* [Exercise set]:
A - From the excerpt on the Aga Khan Development Network below, list every field in which the network's institutions provide support.
B - According to the excerpt on the Aga Khan Development Network below, in how many countries are AKDN institutions active?

* [Text excerpt]:
--

Long-term commitment 
The AKDN agencies make a long-term commitment to the areas in which they work, guided by the philosophy that a humane, sustainable environment must reflect the choices made by people themselves of how they live and wish to improve their prospects.

AKDN institutions work in close partnership with the world's major national and international aid and development agencies. The AKDN itself is an independent self-governing system of agencies, institutions, and programmes under the leadership of the Ismaili Imamat. One of their sources of support are the Ismaili community with its tradition of philanthropy, voluntary service and self-reliance, and the leadership and material underwriting of the hereditary Imam and Imamat resources.

Philosophy of AKDN 
The Aga Khan Development Network's mandate is to improve the quality of life for the most vulnerable. This mandate guides the network of AKDN institutions active in more than 35 underdeveloped countries to provide support in the fields of health care, education and economics. In doing so, they strive to become a symbol of hope for the under-privileged people.

--

* [Data lines]:
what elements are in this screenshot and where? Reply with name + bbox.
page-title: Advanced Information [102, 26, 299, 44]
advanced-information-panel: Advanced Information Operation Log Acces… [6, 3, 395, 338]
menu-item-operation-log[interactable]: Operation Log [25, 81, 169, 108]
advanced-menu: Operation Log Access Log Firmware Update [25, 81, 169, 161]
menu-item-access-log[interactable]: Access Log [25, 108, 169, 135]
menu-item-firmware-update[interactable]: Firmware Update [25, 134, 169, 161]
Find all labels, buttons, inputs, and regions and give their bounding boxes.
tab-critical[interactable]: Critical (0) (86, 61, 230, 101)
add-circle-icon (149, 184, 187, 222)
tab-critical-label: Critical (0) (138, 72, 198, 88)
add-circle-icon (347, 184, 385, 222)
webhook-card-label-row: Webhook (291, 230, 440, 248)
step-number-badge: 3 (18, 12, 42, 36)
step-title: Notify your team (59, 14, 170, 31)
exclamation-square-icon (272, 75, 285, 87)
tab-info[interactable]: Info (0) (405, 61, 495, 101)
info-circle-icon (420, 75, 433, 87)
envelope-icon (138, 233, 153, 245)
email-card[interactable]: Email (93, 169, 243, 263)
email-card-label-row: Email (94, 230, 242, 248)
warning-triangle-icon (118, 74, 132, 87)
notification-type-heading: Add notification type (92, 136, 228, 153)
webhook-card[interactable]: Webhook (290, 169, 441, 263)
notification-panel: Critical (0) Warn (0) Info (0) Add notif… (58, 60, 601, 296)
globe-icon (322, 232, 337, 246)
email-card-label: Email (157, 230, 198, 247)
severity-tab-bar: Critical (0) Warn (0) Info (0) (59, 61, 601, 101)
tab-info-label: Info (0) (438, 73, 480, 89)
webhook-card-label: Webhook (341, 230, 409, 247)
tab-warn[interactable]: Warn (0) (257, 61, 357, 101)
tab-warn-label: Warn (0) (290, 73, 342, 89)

--

* [Expected responses]:
A -
- Health care
- Education
- Economics

B - More than 35 underdeveloped countries.